Transcribe the records that follow exactly. Skip the pictures.

BEGIN Material supplied

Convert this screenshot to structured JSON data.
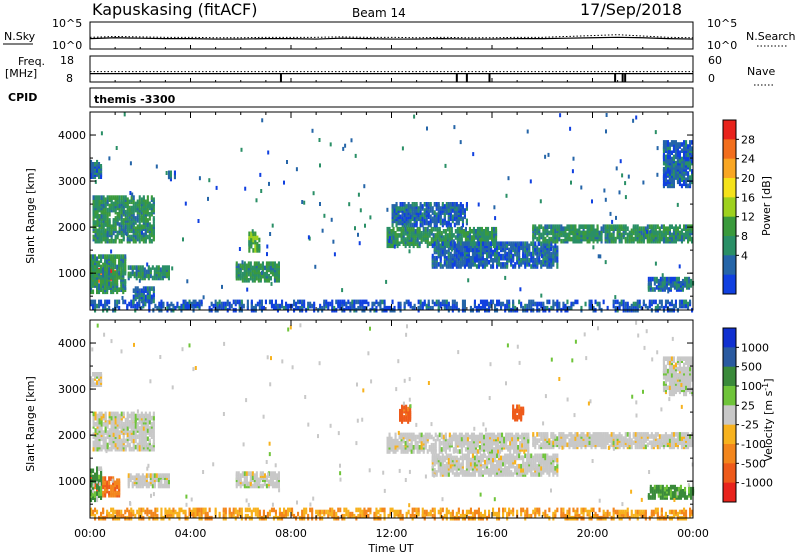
{
  "header": {
    "title": "Kapuskasing (fitACF)",
    "beam": "Beam 14",
    "date": "17/Sep/2018"
  },
  "chart_data": [
    {
      "type": "line",
      "name": "sky-noise-panel",
      "left_label": "N.Sky",
      "right_label": "N.Search",
      "left_ticks": [
        "10^5",
        "10^0"
      ],
      "right_ticks": [
        "10^5",
        "10^0"
      ],
      "ylim_log10": [
        0,
        5
      ],
      "x_hours": [
        0,
        1,
        2,
        3,
        4,
        5,
        6,
        7,
        8,
        9,
        10,
        11,
        12,
        13,
        14,
        15,
        16,
        17,
        18,
        19,
        20,
        21,
        22,
        23,
        24
      ],
      "sky_log10": [
        1.9,
        2.1,
        2.0,
        1.9,
        1.9,
        1.8,
        1.8,
        1.9,
        1.9,
        1.8,
        2.0,
        1.9,
        1.8,
        1.8,
        1.9,
        1.8,
        1.8,
        1.9,
        1.9,
        2.0,
        2.1,
        2.2,
        2.1,
        1.9,
        1.8
      ],
      "search_log10": [
        2.2,
        2.4,
        2.3,
        2.2,
        2.2,
        2.1,
        2.1,
        2.2,
        2.2,
        2.2,
        2.3,
        2.2,
        2.2,
        2.1,
        2.2,
        2.1,
        2.1,
        2.2,
        2.2,
        2.4,
        2.6,
        2.8,
        2.5,
        2.2,
        2.1
      ]
    },
    {
      "type": "line",
      "name": "frequency-panel",
      "left_label": "Freq.",
      "left_unit": "[MHz]",
      "right_label": "Nave",
      "left_ticks": [
        "18",
        "8"
      ],
      "right_ticks": [
        "60",
        "0"
      ],
      "freq_ylim": [
        8,
        18
      ],
      "nave_ylim": [
        0,
        60
      ],
      "freq_MHz": 10.9,
      "nave": 23,
      "dropouts_hours": [
        7.6,
        14.6,
        15.0,
        15.9,
        20.9,
        21.2,
        21.3
      ]
    },
    {
      "type": "text",
      "name": "cpid-panel",
      "label": "CPID",
      "program": "themis -3300"
    },
    {
      "type": "heatmap",
      "name": "power-panel",
      "ylabel": "Slant Range [km]",
      "y_ticks": [
        1000,
        2000,
        3000,
        4000
      ],
      "ylim": [
        200,
        4500
      ],
      "xlim_hours": [
        0,
        24
      ],
      "colorbar_label": "Power [dB]",
      "colorbar_ticks": [
        "28",
        "24",
        "20",
        "16",
        "12",
        "8",
        "4"
      ],
      "colorbar_colors": [
        "#e8231c",
        "#f26e1d",
        "#f9a623",
        "#f5e21a",
        "#9ed11e",
        "#3a9a3c",
        "#2a8f66",
        "#2565a8",
        "#1040e0"
      ],
      "regions": [
        {
          "t0": 0.0,
          "t1": 1.0,
          "r0": 800,
          "r1": 1100,
          "v": 28
        },
        {
          "t0": 0.0,
          "t1": 1.4,
          "r0": 600,
          "r1": 1400,
          "v": 10
        },
        {
          "t0": 0.1,
          "t1": 2.6,
          "r0": 1700,
          "r1": 2700,
          "v": 10
        },
        {
          "t0": 0.0,
          "t1": 0.5,
          "r0": 3100,
          "r1": 3450,
          "v": 5
        },
        {
          "t0": 1.5,
          "t1": 3.2,
          "r0": 900,
          "r1": 1150,
          "v": 9
        },
        {
          "t0": 1.7,
          "t1": 2.6,
          "r0": 400,
          "r1": 700,
          "v": 6
        },
        {
          "t0": 3.1,
          "t1": 3.4,
          "r0": 3050,
          "r1": 3250,
          "v": 5
        },
        {
          "t0": 5.8,
          "t1": 7.6,
          "r0": 850,
          "r1": 1250,
          "v": 10
        },
        {
          "t0": 6.3,
          "t1": 6.8,
          "r0": 1500,
          "r1": 1900,
          "v": 12
        },
        {
          "t0": 11.8,
          "t1": 16.2,
          "r0": 1600,
          "r1": 2000,
          "v": 10
        },
        {
          "t0": 13.6,
          "t1": 18.6,
          "r0": 1150,
          "r1": 1700,
          "v": 5
        },
        {
          "t0": 12.0,
          "t1": 15.0,
          "r0": 2050,
          "r1": 2550,
          "v": 5
        },
        {
          "t0": 17.6,
          "t1": 24.0,
          "r0": 1700,
          "r1": 2050,
          "v": 10
        },
        {
          "t0": 22.2,
          "t1": 24.0,
          "r0": 650,
          "r1": 900,
          "v": 6
        },
        {
          "t0": 22.8,
          "t1": 24.0,
          "r0": 2900,
          "r1": 3900,
          "v": 5
        },
        {
          "t0": 0.0,
          "t1": 24.0,
          "r0": 200,
          "r1": 420,
          "v": 4
        }
      ]
    },
    {
      "type": "heatmap",
      "name": "velocity-panel",
      "ylabel": "Slant Range [km]",
      "y_ticks": [
        1000,
        2000,
        3000,
        4000
      ],
      "ylim": [
        200,
        4500
      ],
      "xlim_hours": [
        0,
        24
      ],
      "xlabel": "Time UT",
      "x_ticks": [
        "00:00",
        "04:00",
        "08:00",
        "12:00",
        "16:00",
        "20:00",
        "00:00"
      ],
      "colorbar_label": "Velocity [m s^-1]",
      "colorbar_unit_main": "Velocity [m s",
      "colorbar_unit_exp": "-1",
      "colorbar_unit_close": "]",
      "colorbar_ticks": [
        "1000",
        "500",
        "100",
        "25",
        "-25",
        "-100",
        "-500",
        "-1000"
      ],
      "colorbar_colors": [
        "#1030d0",
        "#2a5aa0",
        "#3a8a3a",
        "#6fc43a",
        "#c8c8c8",
        "#f7b21e",
        "#f3861c",
        "#ee5a1a",
        "#e8231c"
      ],
      "regions": [
        {
          "t0": 0.0,
          "t1": 1.2,
          "r0": 700,
          "r1": 1100,
          "v": -300
        },
        {
          "t0": 0.0,
          "t1": 0.5,
          "r0": 600,
          "r1": 1300,
          "v": 120
        },
        {
          "t0": 0.1,
          "t1": 2.6,
          "r0": 1700,
          "r1": 2500,
          "v": 0
        },
        {
          "t0": 0.0,
          "t1": 0.5,
          "r0": 3100,
          "r1": 3350,
          "v": 0
        },
        {
          "t0": 1.5,
          "t1": 3.2,
          "r0": 900,
          "r1": 1150,
          "v": 0
        },
        {
          "t0": 5.8,
          "t1": 7.6,
          "r0": 900,
          "r1": 1200,
          "v": 0
        },
        {
          "t0": 11.8,
          "t1": 17.5,
          "r0": 1650,
          "r1": 2050,
          "v": 0
        },
        {
          "t0": 13.6,
          "t1": 18.6,
          "r0": 1150,
          "r1": 1600,
          "v": 0
        },
        {
          "t0": 17.6,
          "t1": 24.0,
          "r0": 1750,
          "r1": 2050,
          "v": 0
        },
        {
          "t0": 22.2,
          "t1": 24.0,
          "r0": 650,
          "r1": 900,
          "v": 80
        },
        {
          "t0": 22.8,
          "t1": 24.0,
          "r0": 2900,
          "r1": 3700,
          "v": 0
        },
        {
          "t0": 12.3,
          "t1": 12.8,
          "r0": 2300,
          "r1": 2650,
          "v": -400
        },
        {
          "t0": 16.8,
          "t1": 17.3,
          "r0": 2350,
          "r1": 2650,
          "v": -400
        },
        {
          "t0": 0.0,
          "t1": 24.0,
          "r0": 200,
          "r1": 420,
          "v": -60
        }
      ]
    }
  ]
}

END Material supplied

(Problem solution):
Convert this screenshot to structured JSON data.
{
  "header": {
    "title": "Kapuskasing (fitACF)",
    "beam": "Beam 14",
    "date": "17/Sep/2018"
  },
  "chart_data": [
    {
      "type": "line",
      "name": "sky-noise-panel",
      "left_label": "N.Sky",
      "right_label": "N.Search",
      "left_ticks": [
        "10^5",
        "10^0"
      ],
      "right_ticks": [
        "10^5",
        "10^0"
      ],
      "ylim_log10": [
        0,
        5
      ],
      "x_hours": [
        0,
        1,
        2,
        3,
        4,
        5,
        6,
        7,
        8,
        9,
        10,
        11,
        12,
        13,
        14,
        15,
        16,
        17,
        18,
        19,
        20,
        21,
        22,
        23,
        24
      ],
      "sky_log10": [
        1.9,
        2.1,
        2.0,
        1.9,
        1.9,
        1.8,
        1.8,
        1.9,
        1.9,
        1.8,
        2.0,
        1.9,
        1.8,
        1.8,
        1.9,
        1.8,
        1.8,
        1.9,
        1.9,
        2.0,
        2.1,
        2.2,
        2.1,
        1.9,
        1.8
      ],
      "search_log10": [
        2.2,
        2.4,
        2.3,
        2.2,
        2.2,
        2.1,
        2.1,
        2.2,
        2.2,
        2.2,
        2.3,
        2.2,
        2.2,
        2.1,
        2.2,
        2.1,
        2.1,
        2.2,
        2.2,
        2.4,
        2.6,
        2.8,
        2.5,
        2.2,
        2.1
      ]
    },
    {
      "type": "line",
      "name": "frequency-panel",
      "left_label": "Freq.",
      "left_unit": "[MHz]",
      "right_label": "Nave",
      "left_ticks": [
        "18",
        "8"
      ],
      "right_ticks": [
        "60",
        "0"
      ],
      "freq_ylim": [
        8,
        18
      ],
      "nave_ylim": [
        0,
        60
      ],
      "freq_MHz": 10.9,
      "nave": 23,
      "dropouts_hours": [
        7.6,
        14.6,
        15.0,
        15.9,
        20.9,
        21.2,
        21.3
      ]
    },
    {
      "type": "text",
      "name": "cpid-panel",
      "label": "CPID",
      "program": "themis -3300"
    },
    {
      "type": "heatmap",
      "name": "power-panel",
      "ylabel": "Slant Range [km]",
      "y_ticks": [
        1000,
        2000,
        3000,
        4000
      ],
      "ylim": [
        200,
        4500
      ],
      "xlim_hours": [
        0,
        24
      ],
      "colorbar_label": "Power [dB]",
      "colorbar_ticks": [
        "28",
        "24",
        "20",
        "16",
        "12",
        "8",
        "4"
      ],
      "colorbar_colors": [
        "#e8231c",
        "#f26e1d",
        "#f9a623",
        "#f5e21a",
        "#9ed11e",
        "#3a9a3c",
        "#2a8f66",
        "#2565a8",
        "#1040e0"
      ],
      "regions": [
        {
          "t0": 0.0,
          "t1": 1.0,
          "r0": 800,
          "r1": 1100,
          "v": 28
        },
        {
          "t0": 0.0,
          "t1": 1.4,
          "r0": 600,
          "r1": 1400,
          "v": 10
        },
        {
          "t0": 0.1,
          "t1": 2.6,
          "r0": 1700,
          "r1": 2700,
          "v": 10
        },
        {
          "t0": 0.0,
          "t1": 0.5,
          "r0": 3100,
          "r1": 3450,
          "v": 5
        },
        {
          "t0": 1.5,
          "t1": 3.2,
          "r0": 900,
          "r1": 1150,
          "v": 9
        },
        {
          "t0": 1.7,
          "t1": 2.6,
          "r0": 400,
          "r1": 700,
          "v": 6
        },
        {
          "t0": 3.1,
          "t1": 3.4,
          "r0": 3050,
          "r1": 3250,
          "v": 5
        },
        {
          "t0": 5.8,
          "t1": 7.6,
          "r0": 850,
          "r1": 1250,
          "v": 10
        },
        {
          "t0": 6.3,
          "t1": 6.8,
          "r0": 1500,
          "r1": 1900,
          "v": 12
        },
        {
          "t0": 11.8,
          "t1": 16.2,
          "r0": 1600,
          "r1": 2000,
          "v": 10
        },
        {
          "t0": 13.6,
          "t1": 18.6,
          "r0": 1150,
          "r1": 1700,
          "v": 5
        },
        {
          "t0": 12.0,
          "t1": 15.0,
          "r0": 2050,
          "r1": 2550,
          "v": 5
        },
        {
          "t0": 17.6,
          "t1": 24.0,
          "r0": 1700,
          "r1": 2050,
          "v": 10
        },
        {
          "t0": 22.2,
          "t1": 24.0,
          "r0": 650,
          "r1": 900,
          "v": 6
        },
        {
          "t0": 22.8,
          "t1": 24.0,
          "r0": 2900,
          "r1": 3900,
          "v": 5
        },
        {
          "t0": 0.0,
          "t1": 24.0,
          "r0": 200,
          "r1": 420,
          "v": 4
        }
      ]
    },
    {
      "type": "heatmap",
      "name": "velocity-panel",
      "ylabel": "Slant Range [km]",
      "y_ticks": [
        1000,
        2000,
        3000,
        4000
      ],
      "ylim": [
        200,
        4500
      ],
      "xlim_hours": [
        0,
        24
      ],
      "xlabel": "Time UT",
      "x_ticks": [
        "00:00",
        "04:00",
        "08:00",
        "12:00",
        "16:00",
        "20:00",
        "00:00"
      ],
      "colorbar_label": "Velocity [m s^-1]",
      "colorbar_unit_main": "Velocity [m s",
      "colorbar_unit_exp": "-1",
      "colorbar_unit_close": "]",
      "colorbar_ticks": [
        "1000",
        "500",
        "100",
        "25",
        "-25",
        "-100",
        "-500",
        "-1000"
      ],
      "colorbar_colors": [
        "#1030d0",
        "#2a5aa0",
        "#3a8a3a",
        "#6fc43a",
        "#c8c8c8",
        "#f7b21e",
        "#f3861c",
        "#ee5a1a",
        "#e8231c"
      ],
      "regions": [
        {
          "t0": 0.0,
          "t1": 1.2,
          "r0": 700,
          "r1": 1100,
          "v": -300
        },
        {
          "t0": 0.0,
          "t1": 0.5,
          "r0": 600,
          "r1": 1300,
          "v": 120
        },
        {
          "t0": 0.1,
          "t1": 2.6,
          "r0": 1700,
          "r1": 2500,
          "v": 0
        },
        {
          "t0": 0.0,
          "t1": 0.5,
          "r0": 3100,
          "r1": 3350,
          "v": 0
        },
        {
          "t0": 1.5,
          "t1": 3.2,
          "r0": 900,
          "r1": 1150,
          "v": 0
        },
        {
          "t0": 5.8,
          "t1": 7.6,
          "r0": 900,
          "r1": 1200,
          "v": 0
        },
        {
          "t0": 11.8,
          "t1": 17.5,
          "r0": 1650,
          "r1": 2050,
          "v": 0
        },
        {
          "t0": 13.6,
          "t1": 18.6,
          "r0": 1150,
          "r1": 1600,
          "v": 0
        },
        {
          "t0": 17.6,
          "t1": 24.0,
          "r0": 1750,
          "r1": 2050,
          "v": 0
        },
        {
          "t0": 22.2,
          "t1": 24.0,
          "r0": 650,
          "r1": 900,
          "v": 80
        },
        {
          "t0": 22.8,
          "t1": 24.0,
          "r0": 2900,
          "r1": 3700,
          "v": 0
        },
        {
          "t0": 12.3,
          "t1": 12.8,
          "r0": 2300,
          "r1": 2650,
          "v": -400
        },
        {
          "t0": 16.8,
          "t1": 17.3,
          "r0": 2350,
          "r1": 2650,
          "v": -400
        },
        {
          "t0": 0.0,
          "t1": 24.0,
          "r0": 200,
          "r1": 420,
          "v": -60
        }
      ]
    }
  ]
}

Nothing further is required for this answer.